# Requirement:
Update the entries below so that every occurrence of "folder-label" reads "folder-caption", and reproduce them with everything else left as it is.

# Dataset extract:
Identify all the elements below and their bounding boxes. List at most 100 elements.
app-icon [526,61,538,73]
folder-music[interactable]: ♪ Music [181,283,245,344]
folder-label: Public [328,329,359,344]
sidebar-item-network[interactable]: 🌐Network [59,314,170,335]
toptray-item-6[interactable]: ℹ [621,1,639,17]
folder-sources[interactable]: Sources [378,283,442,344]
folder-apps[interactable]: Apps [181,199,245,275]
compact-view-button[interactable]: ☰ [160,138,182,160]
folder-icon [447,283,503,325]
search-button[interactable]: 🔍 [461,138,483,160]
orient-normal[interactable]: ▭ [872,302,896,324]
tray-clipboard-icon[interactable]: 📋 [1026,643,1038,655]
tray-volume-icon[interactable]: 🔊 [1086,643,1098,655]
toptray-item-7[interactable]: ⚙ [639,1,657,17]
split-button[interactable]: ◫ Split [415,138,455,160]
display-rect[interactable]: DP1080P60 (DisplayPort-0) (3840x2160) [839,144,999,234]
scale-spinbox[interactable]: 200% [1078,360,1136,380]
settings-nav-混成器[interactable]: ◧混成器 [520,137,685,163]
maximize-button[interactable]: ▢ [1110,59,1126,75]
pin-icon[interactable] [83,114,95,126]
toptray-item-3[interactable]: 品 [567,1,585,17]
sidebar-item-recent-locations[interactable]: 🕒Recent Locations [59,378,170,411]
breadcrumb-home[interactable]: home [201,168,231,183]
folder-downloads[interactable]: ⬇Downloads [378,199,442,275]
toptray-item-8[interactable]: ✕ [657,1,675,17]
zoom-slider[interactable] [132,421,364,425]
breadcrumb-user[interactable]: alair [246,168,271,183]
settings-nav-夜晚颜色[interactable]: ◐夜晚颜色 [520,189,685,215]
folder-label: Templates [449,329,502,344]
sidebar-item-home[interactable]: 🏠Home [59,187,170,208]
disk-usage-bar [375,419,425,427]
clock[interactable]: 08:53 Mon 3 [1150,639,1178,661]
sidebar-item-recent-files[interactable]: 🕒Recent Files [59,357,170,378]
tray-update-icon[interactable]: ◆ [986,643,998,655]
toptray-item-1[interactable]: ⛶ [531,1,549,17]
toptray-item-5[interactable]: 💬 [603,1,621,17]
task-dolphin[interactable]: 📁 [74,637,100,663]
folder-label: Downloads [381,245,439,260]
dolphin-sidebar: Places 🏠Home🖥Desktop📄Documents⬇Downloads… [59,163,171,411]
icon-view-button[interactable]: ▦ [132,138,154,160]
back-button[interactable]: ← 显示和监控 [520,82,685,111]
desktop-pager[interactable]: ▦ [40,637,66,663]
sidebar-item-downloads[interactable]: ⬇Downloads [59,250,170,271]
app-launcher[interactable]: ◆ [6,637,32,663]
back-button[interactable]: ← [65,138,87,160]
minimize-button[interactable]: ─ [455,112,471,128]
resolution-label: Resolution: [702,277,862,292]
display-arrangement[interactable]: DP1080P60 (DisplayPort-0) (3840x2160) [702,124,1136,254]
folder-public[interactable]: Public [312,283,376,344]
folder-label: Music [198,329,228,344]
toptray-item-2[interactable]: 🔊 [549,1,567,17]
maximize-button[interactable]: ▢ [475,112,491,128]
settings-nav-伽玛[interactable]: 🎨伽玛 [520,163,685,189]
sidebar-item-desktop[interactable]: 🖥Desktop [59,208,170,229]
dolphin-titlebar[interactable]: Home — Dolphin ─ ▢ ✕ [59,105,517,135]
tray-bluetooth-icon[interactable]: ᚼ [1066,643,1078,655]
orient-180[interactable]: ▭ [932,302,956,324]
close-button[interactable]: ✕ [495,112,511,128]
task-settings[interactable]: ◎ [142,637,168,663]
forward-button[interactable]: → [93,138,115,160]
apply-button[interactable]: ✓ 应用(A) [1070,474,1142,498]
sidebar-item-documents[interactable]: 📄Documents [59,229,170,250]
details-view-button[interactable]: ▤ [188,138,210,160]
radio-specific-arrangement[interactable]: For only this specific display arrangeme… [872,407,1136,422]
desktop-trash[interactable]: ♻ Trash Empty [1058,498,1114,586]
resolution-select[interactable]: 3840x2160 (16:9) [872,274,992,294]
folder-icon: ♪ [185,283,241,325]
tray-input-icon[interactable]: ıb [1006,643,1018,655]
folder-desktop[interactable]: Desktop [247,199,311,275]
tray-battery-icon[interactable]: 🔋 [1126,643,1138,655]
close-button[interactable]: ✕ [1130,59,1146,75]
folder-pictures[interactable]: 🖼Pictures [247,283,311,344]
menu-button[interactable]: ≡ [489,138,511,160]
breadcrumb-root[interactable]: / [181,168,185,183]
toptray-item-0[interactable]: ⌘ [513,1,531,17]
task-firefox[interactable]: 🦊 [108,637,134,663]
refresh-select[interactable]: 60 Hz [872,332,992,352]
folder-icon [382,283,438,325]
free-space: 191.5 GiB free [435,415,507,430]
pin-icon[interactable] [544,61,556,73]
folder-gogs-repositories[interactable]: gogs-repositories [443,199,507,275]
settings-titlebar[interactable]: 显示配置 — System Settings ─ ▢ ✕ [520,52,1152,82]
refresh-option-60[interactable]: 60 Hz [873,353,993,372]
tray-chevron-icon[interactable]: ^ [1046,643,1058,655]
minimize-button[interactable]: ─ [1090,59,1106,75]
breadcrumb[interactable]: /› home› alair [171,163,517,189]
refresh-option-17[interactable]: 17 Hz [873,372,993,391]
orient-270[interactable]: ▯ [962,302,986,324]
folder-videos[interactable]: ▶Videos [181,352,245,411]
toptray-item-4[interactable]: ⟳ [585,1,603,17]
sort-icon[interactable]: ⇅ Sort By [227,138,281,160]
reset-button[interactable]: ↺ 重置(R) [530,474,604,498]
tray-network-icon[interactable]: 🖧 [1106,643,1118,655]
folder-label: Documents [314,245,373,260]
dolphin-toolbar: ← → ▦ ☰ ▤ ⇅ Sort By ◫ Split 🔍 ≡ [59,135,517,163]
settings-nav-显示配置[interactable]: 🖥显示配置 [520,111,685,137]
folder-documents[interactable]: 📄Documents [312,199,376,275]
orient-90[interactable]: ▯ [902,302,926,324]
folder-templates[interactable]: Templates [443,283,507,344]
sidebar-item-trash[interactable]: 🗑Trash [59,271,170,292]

# Answer in full:
Identify all the elements below and their bounding boxes. List at most 100 elements.
app-icon [526,61,538,73]
folder-music[interactable]: ♪ Music [181,283,245,344]
folder-caption: Public [328,329,359,344]
sidebar-item-network[interactable]: 🌐Network [59,314,170,335]
toptray-item-6[interactable]: ℹ [621,1,639,17]
folder-sources[interactable]: Sources [378,283,442,344]
folder-apps[interactable]: Apps [181,199,245,275]
compact-view-button[interactable]: ☰ [160,138,182,160]
folder-icon [447,283,503,325]
search-button[interactable]: 🔍 [461,138,483,160]
orient-normal[interactable]: ▭ [872,302,896,324]
tray-clipboard-icon[interactable]: 📋 [1026,643,1038,655]
tray-volume-icon[interactable]: 🔊 [1086,643,1098,655]
toptray-item-7[interactable]: ⚙ [639,1,657,17]
split-button[interactable]: ◫ Split [415,138,455,160]
display-rect[interactable]: DP1080P60 (DisplayPort-0) (3840x2160) [839,144,999,234]
scale-spinbox[interactable]: 200% [1078,360,1136,380]
settings-nav-混成器[interactable]: ◧混成器 [520,137,685,163]
maximize-button[interactable]: ▢ [1110,59,1126,75]
pin-icon[interactable] [83,114,95,126]
toptray-item-3[interactable]: 品 [567,1,585,17]
sidebar-item-recent-locations[interactable]: 🕒Recent Locations [59,378,170,411]
breadcrumb-home[interactable]: home [201,168,231,183]
folder-downloads[interactable]: ⬇Downloads [378,199,442,275]
toptray-item-8[interactable]: ✕ [657,1,675,17]
zoom-slider[interactable] [132,421,364,425]
breadcrumb-user[interactable]: alair [246,168,271,183]
settings-nav-夜晚颜色[interactable]: ◐夜晚颜色 [520,189,685,215]
folder-caption: Templates [449,329,502,344]
sidebar-item-home[interactable]: 🏠Home [59,187,170,208]
disk-usage-bar [375,419,425,427]
clock[interactable]: 08:53 Mon 3 [1150,639,1178,661]
sidebar-item-recent-files[interactable]: 🕒Recent Files [59,357,170,378]
tray-update-icon[interactable]: ◆ [986,643,998,655]
toptray-item-1[interactable]: ⛶ [531,1,549,17]
toptray-item-5[interactable]: 💬 [603,1,621,17]
task-dolphin[interactable]: 📁 [74,637,100,663]
folder-caption: Downloads [381,245,439,260]
dolphin-sidebar: Places 🏠Home🖥Desktop📄Documents⬇Downloads… [59,163,171,411]
icon-view-button[interactable]: ▦ [132,138,154,160]
back-button[interactable]: ← 显示和监控 [520,82,685,111]
desktop-pager[interactable]: ▦ [40,637,66,663]
sidebar-item-downloads[interactable]: ⬇Downloads [59,250,170,271]
app-launcher[interactable]: ◆ [6,637,32,663]
back-button[interactable]: ← [65,138,87,160]
minimize-button[interactable]: ─ [455,112,471,128]
resolution-label: Resolution: [702,277,862,292]
display-arrangement[interactable]: DP1080P60 (DisplayPort-0) (3840x2160) [702,124,1136,254]
folder-public[interactable]: Public [312,283,376,344]
folder-caption: Music [198,329,228,344]
toptray-item-2[interactable]: 🔊 [549,1,567,17]
maximize-button[interactable]: ▢ [475,112,491,128]
settings-nav-伽玛[interactable]: 🎨伽玛 [520,163,685,189]
sidebar-item-desktop[interactable]: 🖥Desktop [59,208,170,229]
dolphin-titlebar[interactable]: Home — Dolphin ─ ▢ ✕ [59,105,517,135]
tray-bluetooth-icon[interactable]: ᚼ [1066,643,1078,655]
orient-180[interactable]: ▭ [932,302,956,324]
close-button[interactable]: ✕ [495,112,511,128]
task-settings[interactable]: ◎ [142,637,168,663]
forward-button[interactable]: → [93,138,115,160]
apply-button[interactable]: ✓ 应用(A) [1070,474,1142,498]
sidebar-item-documents[interactable]: 📄Documents [59,229,170,250]
details-view-button[interactable]: ▤ [188,138,210,160]
radio-specific-arrangement[interactable]: For only this specific display arrangeme… [872,407,1136,422]
desktop-trash[interactable]: ♻ Trash Empty [1058,498,1114,586]
resolution-select[interactable]: 3840x2160 (16:9) [872,274,992,294]
folder-icon: ♪ [185,283,241,325]
tray-input-icon[interactable]: ıb [1006,643,1018,655]
folder-desktop[interactable]: Desktop [247,199,311,275]
tray-battery-icon[interactable]: 🔋 [1126,643,1138,655]
close-button[interactable]: ✕ [1130,59,1146,75]
folder-pictures[interactable]: 🖼Pictures [247,283,311,344]
menu-button[interactable]: ≡ [489,138,511,160]
breadcrumb-root[interactable]: / [181,168,185,183]
toptray-item-0[interactable]: ⌘ [513,1,531,17]
task-firefox[interactable]: 🦊 [108,637,134,663]
refresh-select[interactable]: 60 Hz [872,332,992,352]
folder-icon [382,283,438,325]
free-space: 191.5 GiB free [435,415,507,430]
pin-icon[interactable] [544,61,556,73]
folder-gogs-repositories[interactable]: gogs-repositories [443,199,507,275]
settings-titlebar[interactable]: 显示配置 — System Settings ─ ▢ ✕ [520,52,1152,82]
refresh-option-60[interactable]: 60 Hz [873,353,993,372]
tray-chevron-icon[interactable]: ^ [1046,643,1058,655]
minimize-button[interactable]: ─ [1090,59,1106,75]
breadcrumb[interactable]: /› home› alair [171,163,517,189]
refresh-option-17[interactable]: 17 Hz [873,372,993,391]
orient-270[interactable]: ▯ [962,302,986,324]
folder-videos[interactable]: ▶Videos [181,352,245,411]
toptray-item-4[interactable]: ⟳ [585,1,603,17]
sort-icon[interactable]: ⇅ Sort By [227,138,281,160]
reset-button[interactable]: ↺ 重置(R) [530,474,604,498]
tray-network-icon[interactable]: 🖧 [1106,643,1118,655]
folder-caption: Documents [314,245,373,260]
dolphin-toolbar: ← → ▦ ☰ ▤ ⇅ Sort By ◫ Split 🔍 ≡ [59,135,517,163]
settings-nav-显示配置[interactable]: 🖥显示配置 [520,111,685,137]
folder-documents[interactable]: 📄Documents [312,199,376,275]
orient-90[interactable]: ▯ [902,302,926,324]
folder-templates[interactable]: Templates [443,283,507,344]
sidebar-item-trash[interactable]: 🗑Trash [59,271,170,292]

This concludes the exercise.